*** Stored records

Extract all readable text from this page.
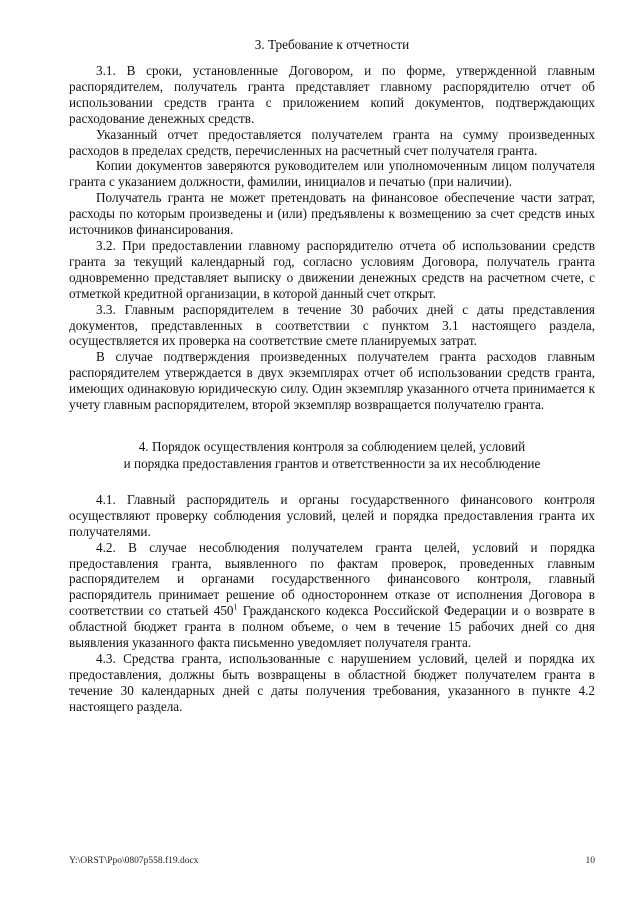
3. Требование к отчетности

3.1. В сроки, установленные Договором, и по форме, утвержденной главным распорядителем, получатель гранта представляет главному распорядителю отчет об использовании средств гранта с приложением копий документов, подтверждающих расходование денежных средств.

Указанный отчет предоставляется получателем гранта на сумму произведенных расходов в пределах средств, перечисленных на расчетный счет получателя гранта.

Копии документов заверяются руководителем или уполномоченным лицом получателя гранта с указанием должности, фамилии, инициалов и печатью (при наличии).

Получатель гранта не может претендовать на финансовое обеспечение части затрат, расходы по которым произведены и (или) предъявлены к возмещению за счет средств иных источников финансирования.

3.2. При предоставлении главному распорядителю отчета об использовании средств гранта за текущий календарный год, согласно условиям Договора, получатель гранта одновременно представляет выписку о движении денежных средств на расчетном счете, с отметкой кредитной организации, в которой данный счет открыт.

3.3. Главным распорядителем в течение 30 рабочих дней с даты представления документов, представленных в соответствии с пунктом 3.1 настоящего раздела, осуществляется их проверка на соответствие смете планируемых затрат.

В случае подтверждения произведенных получателем гранта расходов главным распорядителем утверждается в двух экземплярах отчет об использовании средств гранта, имеющих одинаковую юридическую силу. Один экземпляр указанного отчета принимается к учету главным распорядителем, второй экземпляр возвращается получателю гранта.

4. Порядок осуществления контроля за соблюдением целей, условий

и порядка предоставления грантов и ответственности за их несоблюдение

4.1. Главный распорядитель и органы государственного финансового контроля осуществляют проверку соблюдения условий, целей и порядка предоставления гранта их получателями.

4.2. В случае несоблюдения получателем гранта целей, условий и порядка предоставления гранта, выявленного по фактам проверок, проведенных главным распорядителем и органами государственного финансового контроля, главный распорядитель принимает решение об одностороннем отказе от исполнения Договора в соответствии со статьей $450^1$ Гражданского кодекса Российской Федерации и о возврате в областной бюджет гранта в полном объеме, о чем в течение 15 рабочих дней со дня выявления указанного факта письменно уведомляет получателя гранта.

4.3. Средства гранта, использованные с нарушением условий, целей и порядка их предоставления, должны быть возвращены в областной бюджет получателем гранта в течение 30 календарных дней с даты получения требования, указанного в пункте 4.2 настоящего раздела.

Y:\ORST\Ppo\0807p558.f19.docx	10
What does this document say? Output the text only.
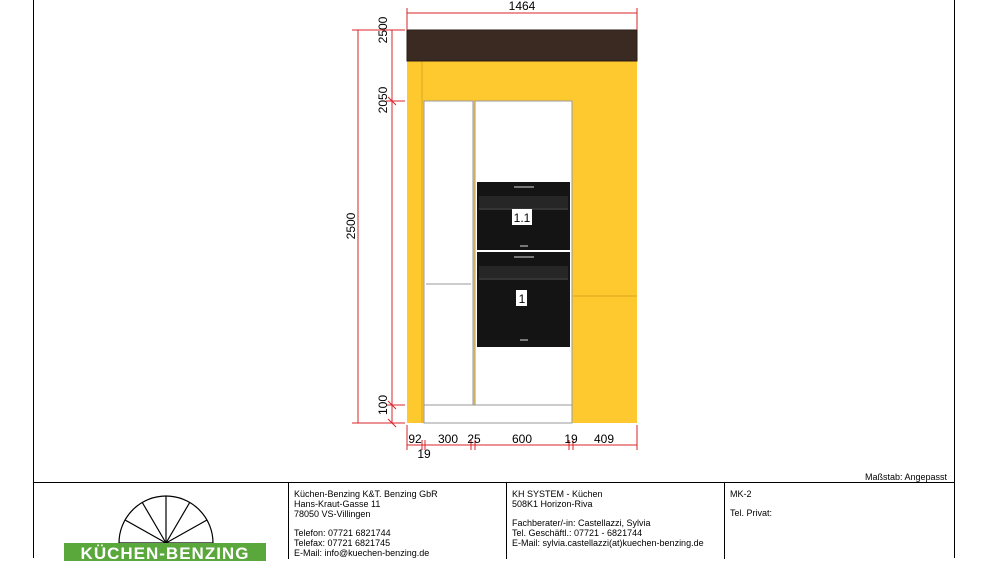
1.1
1
1464
2500
2050
2500
100
92 300 25	600	19 409
19
Maßstab: Angepasst
KÜCHEN-BENZING
Küchen-Benzing K&T. Benzing GbR
Hans-Kraut-Gasse 11
78050 VS-Villingen
Telefon: 07721 6821744
Telefax: 07721 6821745
E-Mail: info@kuechen-benzing.de
KH SYSTEM - Küchen
508K1 Horizon-Riva
Fachberater/-in: Castellazzi, Sylvia
Tel. Geschäftl.: 07721 - 6821744
E-Mail: sylvia.castellazzi(at)kuechen-benzing.de
MK-2
Tel. Privat:
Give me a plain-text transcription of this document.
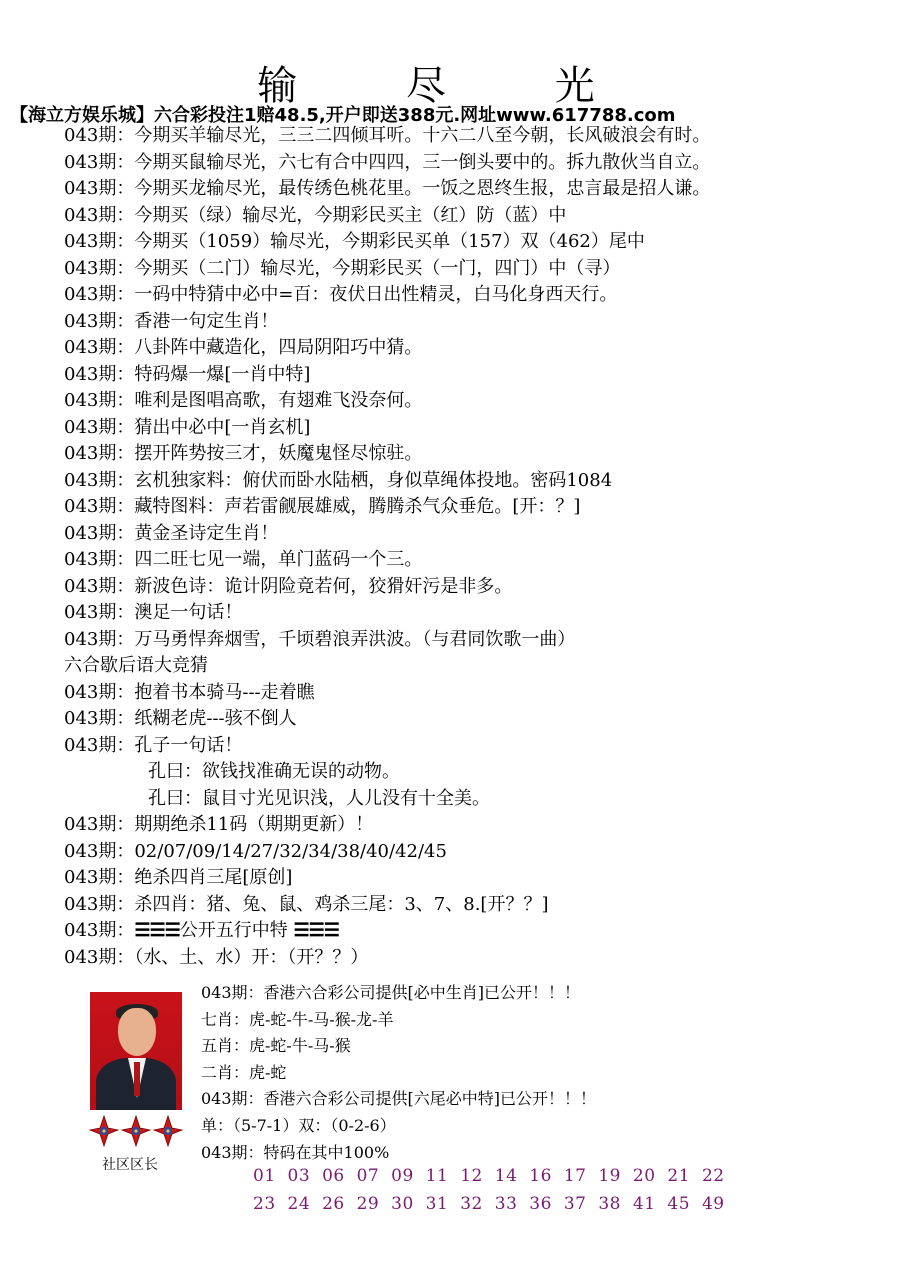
输 尽 光
【海立方娱乐城】六合彩投注1赔48.5,开户即送388元.网址www.617788.com
043期：今期买羊输尽光，三三二四倾耳听。十六二八至今朝，长风破浪会有时。
043期：今期买鼠输尽光，六七有合中四四，三一倒头要中的。拆九散伙当自立。
043期：今期买龙输尽光，最传绣色桃花里。一饭之恩终生报，忠言最是招人谦。
043期：今期买（绿）输尽光，今期彩民买主（红）防（蓝）中
043期：今期买（1059）输尽光，今期彩民买单（157）双（462）尾中
043期：今期买（二门）输尽光，今期彩民买（一门，四门）中（寻）
043期：一码中特猜中必中=百：夜伏日出性精灵，白马化身西天行。
043期：香港一句定生肖！
043期：八卦阵中藏造化，四局阴阳巧中猜。
043期：特码爆一爆[一肖中特]
043期：唯利是图唱高歌，有翅难飞没奈何。
043期：猜出中必中[一肖玄机]
043期：摆开阵势按三才，妖魔鬼怪尽惊驻。
043期：玄机独家料：俯伏而卧水陆栖，身似草绳体投地。密码1084
043期：藏特图料：声若雷觎展雄威，腾腾杀气众垂危。[开：？]
043期：黄金圣诗定生肖！
043期：四二旺七见一端，单门蓝码一个三。
043期：新波色诗：诡计阴险竟若何，狡猾奸污是非多。
043期：澳足一句话！
043期：万马勇悍奔烟雪，千顷碧浪弄洪波。（与君同饮歌一曲）
六合歇后语大竞猜
043期：抱着书本骑马---走着瞧
043期：纸糊老虎---骇不倒人
043期：孔子一句话！
孔曰：欲钱找准确无误的动物。
孔曰：鼠目寸光见识浅，人儿没有十全美。
043期：期期绝杀11码（期期更新）！
043期：02/07/09/14/27/32/34/38/40/42/45
043期：绝杀四肖三尾[原创]
043期：杀四肖：猪、兔、鼠、鸡杀三尾：3、7、8.[开？？]
043期：☰☰☰公开五行中特 ☰☰☰
043期：（水、土、水）开：（开？？）
社区区长
043期：香港六合彩公司提供[必中生肖]已公开！！！
七肖：虎-蛇-牛-马-猴-龙-羊
五肖：虎-蛇-牛-马-猴
二肖：虎-蛇
043期：香港六合彩公司提供[六尾必中特]已公开！！！
单：（5-7-1）双：（0-2-6）
043期：特码在其中100%
01 03 06 07 09 11 12 14 16 17 19 20 21 22
23 24 26 29 30 31 32 33 36 37 38 41 45 49
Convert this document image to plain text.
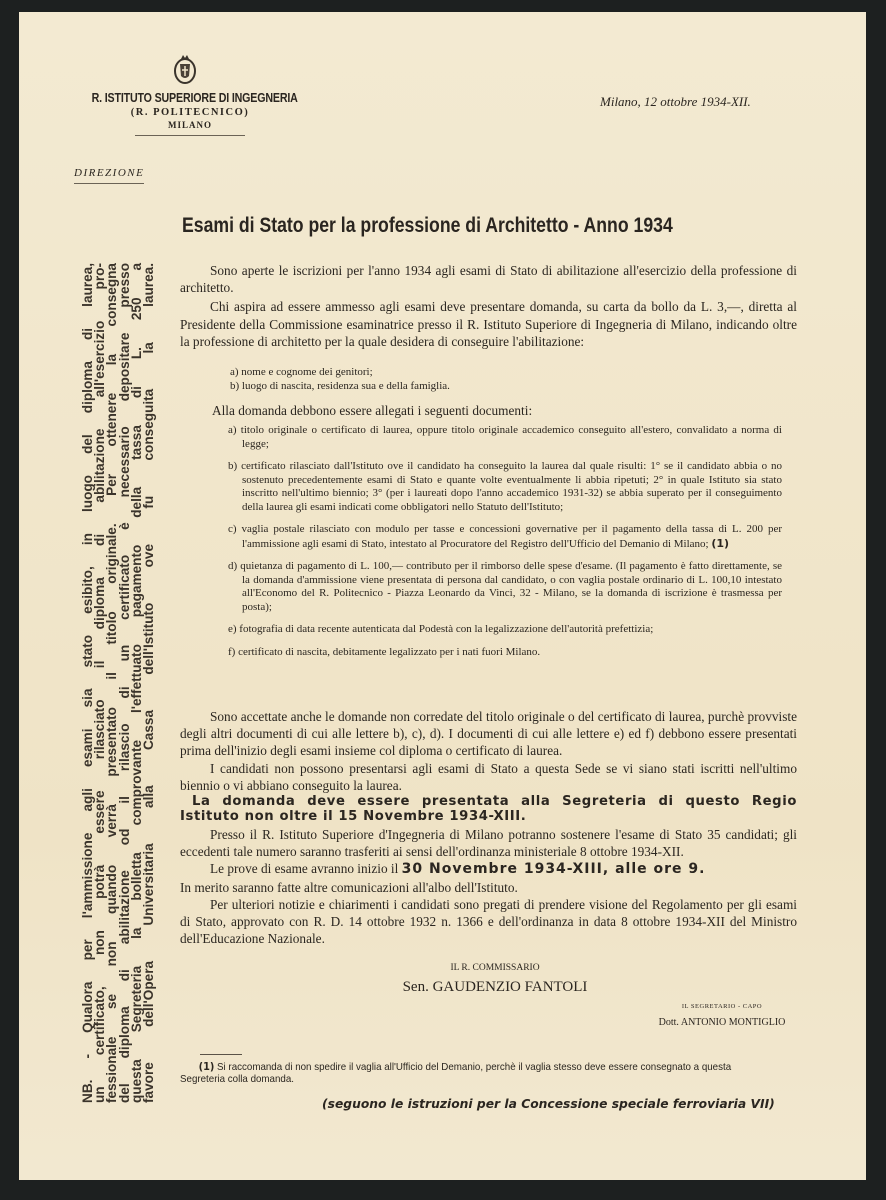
R. ISTITUTO SUPERIORE DI INGEGNERIA
(R. POLITECNICO)
MILANO
Milano, 12 ottobre 1934-XII.
DIREZIONE
Esami di Stato per la professione di Architetto - Anno 1934

Sono aperte le iscrizioni per l'anno 1934 agli esami di Stato di abilitazione all'esercizio della professione di architetto.

Chi aspira ad essere ammesso agli esami deve presentare domanda, su carta da bollo da L. 3,—, diretta al Presidente della Commissione esaminatrice presso il R. Istituto Superiore di Ingegneria di Milano, indicando oltre la professione di architetto per la quale desidera di conseguire l'abilitazione:

a) nome e cognome dei genitori;
b) luogo di nascita, residenza sua e della famiglia.
Alla domanda debbono essere allegati i seguenti documenti:
a) titolo originale o certificato di laurea, oppure titolo originale accademico conseguito all'estero, convalidato a norma di legge;
b) certificato rilasciato dall'Istituto ove il candidato ha conseguito la laurea dal quale risulti: 1° se il candidato abbia o no sostenuto precedentemente esami di Stato e quante volte eventualmente li abbia ripetuti; 2° in quale Istituto sia stato inscritto nell'ultimo biennio; 3° (per i laureati dopo l'anno accademico 1931-32) se abbia superato per il conseguimento della laurea gli esami indicati come obbligatori nello Statuto dell'Istituto;
c) vaglia postale rilasciato con modulo per tasse e concessioni governative per il pagamento della tassa di L. 200 per l'ammissione agli esami di Stato, intestato al Procuratore del Registro dell'Ufficio del Demanio di Milano; (1)
d) quietanza di pagamento di L. 100,— contributo per il rimborso delle spese d'esame. (Il pagamento è fatto direttamente, se la domanda d'ammissione viene presentata di persona dal candidato, o con vaglia postale ordinario di L. 100,10 intestato all'Economo del R. Politecnico - Piazza Leonardo da Vinci, 32 - Milano, se la domanda di iscrizione è trasmessa per posta);
e) fotografia di data recente autenticata dal Podestà con la legalizzazione dell'autorità prefettizia;
f) certificato di nascita, debitamente legalizzato per i nati fuori Milano.

Sono accettate anche le domande non corredate del titolo originale o del certificato di laurea, purchè provviste degli altri documenti di cui alle lettere b), c), d). I documenti di cui alle lettere e) ed f) debbono essere presentati prima dell'inizio degli esami insieme col diploma o certificato di laurea.

I candidati non possono presentarsi agli esami di Stato a questa Sede se vi siano stati iscritti nell'ultimo biennio o vi abbiano conseguito la laurea.

La domanda deve essere presentata alla Segreteria di questo Regio Istituto non oltre il 15 Novembre 1934-XIII.

Presso il R. Istituto Superiore d'Ingegneria di Milano potranno sostenere l'esame di Stato 35 candidati; gli eccedenti tale numero saranno trasferiti ai sensi dell'ordinanza ministeriale 8 ottobre 1934-XII.

Le prove di esame avranno inizio il 30 Novembre 1934-XIII, alle ore 9.

In merito saranno fatte altre comunicazioni all'albo dell'Istituto.

Per ulteriori notizie e chiarimenti i candidati sono pregati di prendere visione del Regolamento per gli esami di Stato, approvato con R. D. 14 ottobre 1932 n. 1366 e dell'ordinanza in data 8 ottobre 1934-XII del Ministro dell'Educazione Nazionale.

IL R. COMMISSARIO
Sen. GAUDENZIO FANTOLI
IL SEGRETARIO - CAPO
Dott. ANTONIO MONTIGLIO
(1) Si raccomanda di non spedire il vaglia all'Ufficio del Demanio, perchè il vaglia stesso deve essere consegnato a questa Segreteria colla domanda.
(seguono le istruzioni per la Concessione speciale ferroviaria VII)
NB. - Qualora per l'ammissione agli esami sia stato esibito, in luogo del diploma di laurea,
un certificato, non potrà essere rilasciato il diploma di abilitazione all'esercizio pro-
fessionale se non quando verrà presentato il titolo originale. Per ottenere la consegna
del diploma di abilitazione od il rilascio di un certificato è necessario depositare presso
questa Segreteria la bolletta comprovante l'effettuato pagamento della tassa di L. 250 a
favore dell'Opera Universitaria alla Cassa dell'Istituto ove fu conseguita la laurea.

******

## Your instructions
Copy out each line of the records that holds the string "Segreteria".

## Answer to the task
La domanda deve essere presentata alla Segreteria di questo Regio Istituto non oltre il 15 Novembre 1934-XIII.
(1) Si raccomanda di non spedire il vaglia all'Ufficio del Demanio, perchè il vaglia stesso deve essere consegnato a questa Segreteria colla domanda.
questa Segreteria la bolletta comprovante l'effettuato pagamento della tassa di L. 250 a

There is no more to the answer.